> [Exercise requirements]:
Reproduce all the entries exactly.

════════════════

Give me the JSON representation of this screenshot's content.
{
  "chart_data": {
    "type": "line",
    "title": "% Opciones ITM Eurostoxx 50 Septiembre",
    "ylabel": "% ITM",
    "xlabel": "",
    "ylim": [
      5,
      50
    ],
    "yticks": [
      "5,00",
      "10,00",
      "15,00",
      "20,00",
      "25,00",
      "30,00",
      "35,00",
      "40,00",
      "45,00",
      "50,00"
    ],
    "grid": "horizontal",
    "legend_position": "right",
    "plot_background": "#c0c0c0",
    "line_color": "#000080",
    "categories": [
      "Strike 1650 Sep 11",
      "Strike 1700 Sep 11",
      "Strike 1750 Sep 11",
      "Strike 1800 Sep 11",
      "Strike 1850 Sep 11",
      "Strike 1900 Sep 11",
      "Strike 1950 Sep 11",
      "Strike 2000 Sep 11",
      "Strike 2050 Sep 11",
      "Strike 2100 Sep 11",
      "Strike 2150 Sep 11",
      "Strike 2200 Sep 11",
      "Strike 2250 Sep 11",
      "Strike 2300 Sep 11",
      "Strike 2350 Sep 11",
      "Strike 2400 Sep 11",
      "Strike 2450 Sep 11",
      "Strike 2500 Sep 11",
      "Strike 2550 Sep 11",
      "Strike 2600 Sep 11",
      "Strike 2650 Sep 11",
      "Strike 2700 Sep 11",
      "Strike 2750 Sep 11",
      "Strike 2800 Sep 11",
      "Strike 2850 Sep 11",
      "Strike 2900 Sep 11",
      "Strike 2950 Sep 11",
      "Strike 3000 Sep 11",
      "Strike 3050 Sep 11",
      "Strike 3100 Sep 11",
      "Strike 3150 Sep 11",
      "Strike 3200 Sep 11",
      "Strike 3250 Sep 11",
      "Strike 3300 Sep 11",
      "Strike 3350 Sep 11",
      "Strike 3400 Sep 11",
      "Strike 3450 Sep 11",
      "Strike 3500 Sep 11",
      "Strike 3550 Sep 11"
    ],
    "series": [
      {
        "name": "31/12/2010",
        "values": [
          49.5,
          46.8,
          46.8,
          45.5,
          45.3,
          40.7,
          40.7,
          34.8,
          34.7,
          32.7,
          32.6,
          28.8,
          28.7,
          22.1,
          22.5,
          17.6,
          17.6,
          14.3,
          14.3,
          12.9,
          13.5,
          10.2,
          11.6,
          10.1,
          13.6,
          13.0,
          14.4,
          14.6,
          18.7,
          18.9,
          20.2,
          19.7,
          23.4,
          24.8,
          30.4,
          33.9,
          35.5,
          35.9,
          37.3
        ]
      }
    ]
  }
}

════════════════

> [Solution to the problem]:
Give me the JSON representation of this screenshot's content.
{
  "chart_data": {
    "type": "line",
    "title": "% Opciones ITM Eurostoxx 50 Septiembre",
    "ylabel": "% ITM",
    "xlabel": "",
    "ylim": [
      5,
      50
    ],
    "yticks": [
      "5,00",
      "10,00",
      "15,00",
      "20,00",
      "25,00",
      "30,00",
      "35,00",
      "40,00",
      "45,00",
      "50,00"
    ],
    "grid": "horizontal",
    "legend_position": "right",
    "plot_background": "#c0c0c0",
    "line_color": "#000080",
    "categories": [
      "Strike 1650 Sep 11",
      "Strike 1700 Sep 11",
      "Strike 1750 Sep 11",
      "Strike 1800 Sep 11",
      "Strike 1850 Sep 11",
      "Strike 1900 Sep 11",
      "Strike 1950 Sep 11",
      "Strike 2000 Sep 11",
      "Strike 2050 Sep 11",
      "Strike 2100 Sep 11",
      "Strike 2150 Sep 11",
      "Strike 2200 Sep 11",
      "Strike 2250 Sep 11",
      "Strike 2300 Sep 11",
      "Strike 2350 Sep 11",
      "Strike 2400 Sep 11",
      "Strike 2450 Sep 11",
      "Strike 2500 Sep 11",
      "Strike 2550 Sep 11",
      "Strike 2600 Sep 11",
      "Strike 2650 Sep 11",
      "Strike 2700 Sep 11",
      "Strike 2750 Sep 11",
      "Strike 2800 Sep 11",
      "Strike 2850 Sep 11",
      "Strike 2900 Sep 11",
      "Strike 2950 Sep 11",
      "Strike 3000 Sep 11",
      "Strike 3050 Sep 11",
      "Strike 3100 Sep 11",
      "Strike 3150 Sep 11",
      "Strike 3200 Sep 11",
      "Strike 3250 Sep 11",
      "Strike 3300 Sep 11",
      "Strike 3350 Sep 11",
      "Strike 3400 Sep 11",
      "Strike 3450 Sep 11",
      "Strike 3500 Sep 11",
      "Strike 3550 Sep 11"
    ],
    "series": [
      {
        "name": "31/12/2010",
        "values": [
          49.5,
          46.8,
          46.8,
          45.5,
          45.3,
          40.7,
          40.7,
          34.8,
          34.7,
          32.7,
          32.6,
          28.8,
          28.7,
          22.1,
          22.5,
          17.6,
          17.6,
          14.3,
          14.3,
          12.9,
          13.5,
          10.2,
          11.6,
          10.1,
          13.6,
          13.0,
          14.4,
          14.6,
          18.7,
          18.9,
          20.2,
          19.7,
          23.4,
          24.8,
          30.4,
          33.9,
          35.5,
          35.9,
          37.3
        ]
      }
    ]
  }
}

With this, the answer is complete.